• _Provided text_:
Indiana utility’s $76 million solar project divides consumer advocates
The state consumer advocate says the 50 MW project is a bad deal for ratepayers, but others say Indiana can’t delay on clean energy.
Indiana consumer advocates are split over a solar proposal that would boost clean energy in the state but at a high cost-per-kilowatt to customers.
The state agency that represents ratepayers says Vectren’s $76 million project is a bad deal for everyone but the utility, which would build and own the plant.
In testimony to state regulators, the Indiana Office of Utility Consumer Counselor said the project is “structured to deliver financial and public relations benefits to Vectren under the otherwise noble guise of developing clean energy.”
A nonprofit consumer advocate, though, says that while the 50 megawatt project isn’t perfect, the state’s clean energy transition can’t wait for such a plan.
“We can sit here and argue — which we have for decades — about the way we regulate utilities, the way in which we recover costs,” said Kerwin Olson, executive director of Citizens Action Coalition. “But the planet’s not waiting for that conversation to conclude.”
Citizens Action Coalition has a history of supporting clean energy and fighting utilities over rate hikes. In this case, the Sierra Club agrees with it, arguing that the project’s biggest problem is that it’s too small.
Diversification’s price tag
Vectren, a small utility in southwest Indiana, announced plans in February to build a 50 MW solar plant as part of its “Smart Energy Future Strategy.” The company relies almost exclusively on coal, and the plan would diversify its generation by retiring coal plants and building the solar plant and a 700 MW natural gas plant. Vectren said the added solar would help meet the needs of corporate and industrial customers with renewable energy goals.

• _Entries shown_:
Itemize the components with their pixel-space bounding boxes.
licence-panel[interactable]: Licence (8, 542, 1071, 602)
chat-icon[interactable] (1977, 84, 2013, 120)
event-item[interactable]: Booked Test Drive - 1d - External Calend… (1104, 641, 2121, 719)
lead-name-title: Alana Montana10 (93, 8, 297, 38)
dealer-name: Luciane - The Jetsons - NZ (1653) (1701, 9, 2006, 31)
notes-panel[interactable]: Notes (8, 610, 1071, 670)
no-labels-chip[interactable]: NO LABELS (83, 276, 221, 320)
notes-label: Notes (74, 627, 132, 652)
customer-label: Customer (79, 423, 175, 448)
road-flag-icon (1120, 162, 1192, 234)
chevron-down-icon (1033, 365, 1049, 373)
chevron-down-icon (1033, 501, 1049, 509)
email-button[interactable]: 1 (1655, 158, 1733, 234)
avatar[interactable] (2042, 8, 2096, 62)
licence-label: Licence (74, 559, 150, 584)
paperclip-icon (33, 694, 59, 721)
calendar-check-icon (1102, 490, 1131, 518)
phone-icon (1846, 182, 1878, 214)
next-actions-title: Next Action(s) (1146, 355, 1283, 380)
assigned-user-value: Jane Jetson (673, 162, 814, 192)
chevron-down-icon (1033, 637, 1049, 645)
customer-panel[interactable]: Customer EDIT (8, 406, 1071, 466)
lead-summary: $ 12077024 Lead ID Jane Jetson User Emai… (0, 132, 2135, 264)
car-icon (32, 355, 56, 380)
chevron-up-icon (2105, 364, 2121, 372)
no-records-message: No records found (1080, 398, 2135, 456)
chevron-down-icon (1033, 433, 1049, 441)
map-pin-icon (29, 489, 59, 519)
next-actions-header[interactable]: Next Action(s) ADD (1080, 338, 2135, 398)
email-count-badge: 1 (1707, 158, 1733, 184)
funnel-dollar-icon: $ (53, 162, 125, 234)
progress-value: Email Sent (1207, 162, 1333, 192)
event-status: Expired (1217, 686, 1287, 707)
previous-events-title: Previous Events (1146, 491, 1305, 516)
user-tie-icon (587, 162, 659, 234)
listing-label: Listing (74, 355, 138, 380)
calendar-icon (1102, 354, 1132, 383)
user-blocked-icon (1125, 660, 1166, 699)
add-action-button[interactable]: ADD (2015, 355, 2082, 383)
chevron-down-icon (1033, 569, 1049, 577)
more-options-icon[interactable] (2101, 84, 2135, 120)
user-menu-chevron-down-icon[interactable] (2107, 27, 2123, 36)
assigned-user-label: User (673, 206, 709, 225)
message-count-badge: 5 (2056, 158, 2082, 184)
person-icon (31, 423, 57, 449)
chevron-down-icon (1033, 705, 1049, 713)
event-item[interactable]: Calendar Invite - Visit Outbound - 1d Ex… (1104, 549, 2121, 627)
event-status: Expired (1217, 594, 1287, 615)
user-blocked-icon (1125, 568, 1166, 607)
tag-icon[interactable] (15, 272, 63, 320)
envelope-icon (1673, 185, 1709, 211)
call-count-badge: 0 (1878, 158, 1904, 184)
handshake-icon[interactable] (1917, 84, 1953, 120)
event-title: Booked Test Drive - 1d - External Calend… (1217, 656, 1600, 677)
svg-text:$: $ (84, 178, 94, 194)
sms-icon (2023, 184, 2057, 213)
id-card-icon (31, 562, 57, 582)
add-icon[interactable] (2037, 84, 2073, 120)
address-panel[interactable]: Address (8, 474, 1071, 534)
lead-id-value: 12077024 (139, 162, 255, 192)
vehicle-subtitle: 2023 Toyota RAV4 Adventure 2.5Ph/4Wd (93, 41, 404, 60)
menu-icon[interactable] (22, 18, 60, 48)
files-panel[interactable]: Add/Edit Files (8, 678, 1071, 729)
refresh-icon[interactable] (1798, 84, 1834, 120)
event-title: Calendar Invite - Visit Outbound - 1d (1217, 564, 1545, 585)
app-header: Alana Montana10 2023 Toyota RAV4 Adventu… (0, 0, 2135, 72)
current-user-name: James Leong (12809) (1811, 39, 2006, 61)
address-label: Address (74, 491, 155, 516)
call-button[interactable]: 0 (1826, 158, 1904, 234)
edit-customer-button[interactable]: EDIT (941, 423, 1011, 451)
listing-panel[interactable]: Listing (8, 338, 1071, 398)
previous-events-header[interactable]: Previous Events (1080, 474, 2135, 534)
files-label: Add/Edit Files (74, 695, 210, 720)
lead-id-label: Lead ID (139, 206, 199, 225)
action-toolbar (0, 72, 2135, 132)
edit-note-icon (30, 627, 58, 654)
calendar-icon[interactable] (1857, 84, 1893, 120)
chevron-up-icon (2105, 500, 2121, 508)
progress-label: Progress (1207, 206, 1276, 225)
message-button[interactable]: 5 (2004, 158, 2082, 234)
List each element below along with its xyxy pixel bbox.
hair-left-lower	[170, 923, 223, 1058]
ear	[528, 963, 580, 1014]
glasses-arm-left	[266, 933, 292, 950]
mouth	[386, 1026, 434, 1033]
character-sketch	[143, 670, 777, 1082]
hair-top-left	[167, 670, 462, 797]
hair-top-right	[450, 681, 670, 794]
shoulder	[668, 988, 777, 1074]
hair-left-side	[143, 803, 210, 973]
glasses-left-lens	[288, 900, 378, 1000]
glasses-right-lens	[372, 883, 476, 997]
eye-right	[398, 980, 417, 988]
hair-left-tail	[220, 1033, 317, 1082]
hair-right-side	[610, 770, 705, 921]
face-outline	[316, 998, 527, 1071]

• _Exercise goal_:
Please write out the solar project text in full, word for word. These records were drawn from a separate source.

• _Final result_:
Indiana utility’s $76 million solar project divides consumer advocates
The state consumer advocate says the 50 MW project is a bad deal for ratepayers, but others say Indiana can’t delay on clean energy.
Indiana consumer advocates are split over a solar proposal that would boost clean energy in the state but at a high cost-per-kilowatt to customers.
The state agency that represents ratepayers says Vectren’s $76 million project is a bad deal for everyone but the utility, which would build and own the plant.
In testimony to state regulators, the Indiana Office of Utility Consumer Counselor said the project is “structured to deliver financial and public relations benefits to Vectren under the otherwise noble guise of developing clean energy.”
A nonprofit consumer advocate, though, says that while the 50 megawatt project isn’t perfect, the state’s clean energy transition can’t wait for such a plan.
“We can sit here and argue — which we have for decades — about the way we regulate utilities, the way in which we recover costs,” said Kerwin Olson, executive director of Citizens Action Coalition. “But the planet’s not waiting for that conversation to conclude.”
Citizens Action Coalition has a history of supporting clean energy and fighting utilities over rate hikes. In this case, the Sierra Club agrees with it, arguing that the project’s biggest problem is that it’s too small.
Diversification’s price tag
Vectren, a small utility in southwest Indiana, announced plans in February to build a 50 MW solar plant as part of its “Smart Energy Future Strategy.” The company relies almost exclusively on coal, and the plan would diversify its generation by retiring coal plants and building the solar plant and a 700 MW natural gas plant. Vectren said the added solar would help meet the needs of corporate and industrial customers with renewable energy goals.